### [EXERCISE BRIEF]
Every record below is to be retyped exactly.

### [GIVEN RECORDS]
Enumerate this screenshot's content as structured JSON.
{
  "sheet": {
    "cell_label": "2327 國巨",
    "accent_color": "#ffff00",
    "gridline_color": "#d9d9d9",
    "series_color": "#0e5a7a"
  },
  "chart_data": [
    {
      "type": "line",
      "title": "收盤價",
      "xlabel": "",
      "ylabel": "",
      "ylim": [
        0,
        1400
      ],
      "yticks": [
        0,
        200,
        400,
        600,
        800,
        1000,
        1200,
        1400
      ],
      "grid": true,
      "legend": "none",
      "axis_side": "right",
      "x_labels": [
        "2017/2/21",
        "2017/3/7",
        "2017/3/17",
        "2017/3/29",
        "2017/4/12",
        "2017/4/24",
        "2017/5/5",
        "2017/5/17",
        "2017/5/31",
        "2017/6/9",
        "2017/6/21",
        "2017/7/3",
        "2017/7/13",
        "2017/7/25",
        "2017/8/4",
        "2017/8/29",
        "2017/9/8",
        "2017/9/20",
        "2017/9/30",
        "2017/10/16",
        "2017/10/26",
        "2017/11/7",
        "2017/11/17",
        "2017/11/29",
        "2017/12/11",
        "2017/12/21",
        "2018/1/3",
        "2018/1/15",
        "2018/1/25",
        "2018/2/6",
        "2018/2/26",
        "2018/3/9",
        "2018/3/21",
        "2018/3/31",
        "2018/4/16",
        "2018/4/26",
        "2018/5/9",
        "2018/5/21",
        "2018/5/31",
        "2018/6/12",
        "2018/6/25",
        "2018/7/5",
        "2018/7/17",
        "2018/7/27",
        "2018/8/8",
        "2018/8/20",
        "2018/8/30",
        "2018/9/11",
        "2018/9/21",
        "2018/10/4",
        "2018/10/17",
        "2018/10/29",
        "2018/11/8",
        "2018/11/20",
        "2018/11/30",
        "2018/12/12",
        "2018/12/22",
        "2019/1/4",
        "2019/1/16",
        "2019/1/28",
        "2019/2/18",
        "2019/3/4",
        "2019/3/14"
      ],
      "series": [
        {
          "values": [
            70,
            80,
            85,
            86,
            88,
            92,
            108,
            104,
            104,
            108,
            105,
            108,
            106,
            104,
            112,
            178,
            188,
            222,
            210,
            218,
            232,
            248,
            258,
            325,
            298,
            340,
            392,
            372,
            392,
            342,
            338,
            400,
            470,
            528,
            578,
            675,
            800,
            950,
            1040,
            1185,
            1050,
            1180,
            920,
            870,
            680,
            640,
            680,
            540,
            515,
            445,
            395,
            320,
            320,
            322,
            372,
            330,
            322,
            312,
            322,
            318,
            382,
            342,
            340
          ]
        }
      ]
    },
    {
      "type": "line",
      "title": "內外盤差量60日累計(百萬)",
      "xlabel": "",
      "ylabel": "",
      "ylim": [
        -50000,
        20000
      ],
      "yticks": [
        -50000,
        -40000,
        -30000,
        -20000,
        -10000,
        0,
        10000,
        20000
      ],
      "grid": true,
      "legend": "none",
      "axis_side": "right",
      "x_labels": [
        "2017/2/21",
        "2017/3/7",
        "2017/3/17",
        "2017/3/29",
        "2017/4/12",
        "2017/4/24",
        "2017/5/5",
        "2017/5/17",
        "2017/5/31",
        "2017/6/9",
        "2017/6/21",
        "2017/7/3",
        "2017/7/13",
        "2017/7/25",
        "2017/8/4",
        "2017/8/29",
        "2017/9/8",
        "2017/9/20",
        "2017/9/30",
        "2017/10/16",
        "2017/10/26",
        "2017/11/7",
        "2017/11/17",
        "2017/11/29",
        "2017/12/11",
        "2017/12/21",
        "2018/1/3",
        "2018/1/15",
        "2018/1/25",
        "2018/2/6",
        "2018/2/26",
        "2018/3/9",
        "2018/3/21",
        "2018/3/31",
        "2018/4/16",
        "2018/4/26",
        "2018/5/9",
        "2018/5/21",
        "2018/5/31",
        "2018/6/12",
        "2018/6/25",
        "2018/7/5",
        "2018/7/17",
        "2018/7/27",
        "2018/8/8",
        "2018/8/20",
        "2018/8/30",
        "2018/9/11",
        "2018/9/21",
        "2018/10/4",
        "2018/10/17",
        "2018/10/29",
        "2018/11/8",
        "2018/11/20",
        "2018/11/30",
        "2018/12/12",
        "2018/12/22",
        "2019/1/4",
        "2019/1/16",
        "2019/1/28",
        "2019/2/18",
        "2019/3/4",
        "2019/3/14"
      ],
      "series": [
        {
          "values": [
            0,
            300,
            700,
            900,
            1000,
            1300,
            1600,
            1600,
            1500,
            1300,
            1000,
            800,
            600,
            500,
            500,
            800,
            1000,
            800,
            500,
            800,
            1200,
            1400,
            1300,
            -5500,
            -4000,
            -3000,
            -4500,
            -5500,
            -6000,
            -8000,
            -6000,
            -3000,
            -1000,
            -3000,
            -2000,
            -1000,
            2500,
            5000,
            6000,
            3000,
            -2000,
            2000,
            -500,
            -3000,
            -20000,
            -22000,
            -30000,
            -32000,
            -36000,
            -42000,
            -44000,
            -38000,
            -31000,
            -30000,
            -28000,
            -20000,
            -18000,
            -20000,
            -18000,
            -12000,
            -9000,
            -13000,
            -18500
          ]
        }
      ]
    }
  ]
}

### [TASK SOLUTION]
Enumerate this screenshot's content as structured JSON.
{
  "sheet": {
    "cell_label": "2327 國巨",
    "accent_color": "#ffff00",
    "gridline_color": "#d9d9d9",
    "series_color": "#0e5a7a"
  },
  "chart_data": [
    {
      "type": "line",
      "title": "收盤價",
      "xlabel": "",
      "ylabel": "",
      "ylim": [
        0,
        1400
      ],
      "yticks": [
        0,
        200,
        400,
        600,
        800,
        1000,
        1200,
        1400
      ],
      "grid": true,
      "legend": "none",
      "axis_side": "right",
      "x_labels": [
        "2017/2/21",
        "2017/3/7",
        "2017/3/17",
        "2017/3/29",
        "2017/4/12",
        "2017/4/24",
        "2017/5/5",
        "2017/5/17",
        "2017/5/31",
        "2017/6/9",
        "2017/6/21",
        "2017/7/3",
        "2017/7/13",
        "2017/7/25",
        "2017/8/4",
        "2017/8/29",
        "2017/9/8",
        "2017/9/20",
        "2017/9/30",
        "2017/10/16",
        "2017/10/26",
        "2017/11/7",
        "2017/11/17",
        "2017/11/29",
        "2017/12/11",
        "2017/12/21",
        "2018/1/3",
        "2018/1/15",
        "2018/1/25",
        "2018/2/6",
        "2018/2/26",
        "2018/3/9",
        "2018/3/21",
        "2018/3/31",
        "2018/4/16",
        "2018/4/26",
        "2018/5/9",
        "2018/5/21",
        "2018/5/31",
        "2018/6/12",
        "2018/6/25",
        "2018/7/5",
        "2018/7/17",
        "2018/7/27",
        "2018/8/8",
        "2018/8/20",
        "2018/8/30",
        "2018/9/11",
        "2018/9/21",
        "2018/10/4",
        "2018/10/17",
        "2018/10/29",
        "2018/11/8",
        "2018/11/20",
        "2018/11/30",
        "2018/12/12",
        "2018/12/22",
        "2019/1/4",
        "2019/1/16",
        "2019/1/28",
        "2019/2/18",
        "2019/3/4",
        "2019/3/14"
      ],
      "series": [
        {
          "values": [
            70,
            80,
            85,
            86,
            88,
            92,
            108,
            104,
            104,
            108,
            105,
            108,
            106,
            104,
            112,
            178,
            188,
            222,
            210,
            218,
            232,
            248,
            258,
            325,
            298,
            340,
            392,
            372,
            392,
            342,
            338,
            400,
            470,
            528,
            578,
            675,
            800,
            950,
            1040,
            1185,
            1050,
            1180,
            920,
            870,
            680,
            640,
            680,
            540,
            515,
            445,
            395,
            320,
            320,
            322,
            372,
            330,
            322,
            312,
            322,
            318,
            382,
            342,
            340
          ]
        }
      ]
    },
    {
      "type": "line",
      "title": "內外盤差量60日累計(百萬)",
      "xlabel": "",
      "ylabel": "",
      "ylim": [
        -50000,
        20000
      ],
      "yticks": [
        -50000,
        -40000,
        -30000,
        -20000,
        -10000,
        0,
        10000,
        20000
      ],
      "grid": true,
      "legend": "none",
      "axis_side": "right",
      "x_labels": [
        "2017/2/21",
        "2017/3/7",
        "2017/3/17",
        "2017/3/29",
        "2017/4/12",
        "2017/4/24",
        "2017/5/5",
        "2017/5/17",
        "2017/5/31",
        "2017/6/9",
        "2017/6/21",
        "2017/7/3",
        "2017/7/13",
        "2017/7/25",
        "2017/8/4",
        "2017/8/29",
        "2017/9/8",
        "2017/9/20",
        "2017/9/30",
        "2017/10/16",
        "2017/10/26",
        "2017/11/7",
        "2017/11/17",
        "2017/11/29",
        "2017/12/11",
        "2017/12/21",
        "2018/1/3",
        "2018/1/15",
        "2018/1/25",
        "2018/2/6",
        "2018/2/26",
        "2018/3/9",
        "2018/3/21",
        "2018/3/31",
        "2018/4/16",
        "2018/4/26",
        "2018/5/9",
        "2018/5/21",
        "2018/5/31",
        "2018/6/12",
        "2018/6/25",
        "2018/7/5",
        "2018/7/17",
        "2018/7/27",
        "2018/8/8",
        "2018/8/20",
        "2018/8/30",
        "2018/9/11",
        "2018/9/21",
        "2018/10/4",
        "2018/10/17",
        "2018/10/29",
        "2018/11/8",
        "2018/11/20",
        "2018/11/30",
        "2018/12/12",
        "2018/12/22",
        "2019/1/4",
        "2019/1/16",
        "2019/1/28",
        "2019/2/18",
        "2019/3/4",
        "2019/3/14"
      ],
      "series": [
        {
          "values": [
            0,
            300,
            700,
            900,
            1000,
            1300,
            1600,
            1600,
            1500,
            1300,
            1000,
            800,
            600,
            500,
            500,
            800,
            1000,
            800,
            500,
            800,
            1200,
            1400,
            1300,
            -5500,
            -4000,
            -3000,
            -4500,
            -5500,
            -6000,
            -8000,
            -6000,
            -3000,
            -1000,
            -3000,
            -2000,
            -1000,
            2500,
            5000,
            6000,
            3000,
            -2000,
            2000,
            -500,
            -3000,
            -20000,
            -22000,
            -30000,
            -32000,
            -36000,
            -42000,
            -44000,
            -38000,
            -31000,
            -30000,
            -28000,
            -20000,
            -18000,
            -20000,
            -18000,
            -12000,
            -9000,
            -13000,
            -18500
          ]
        }
      ]
    }
  ]
}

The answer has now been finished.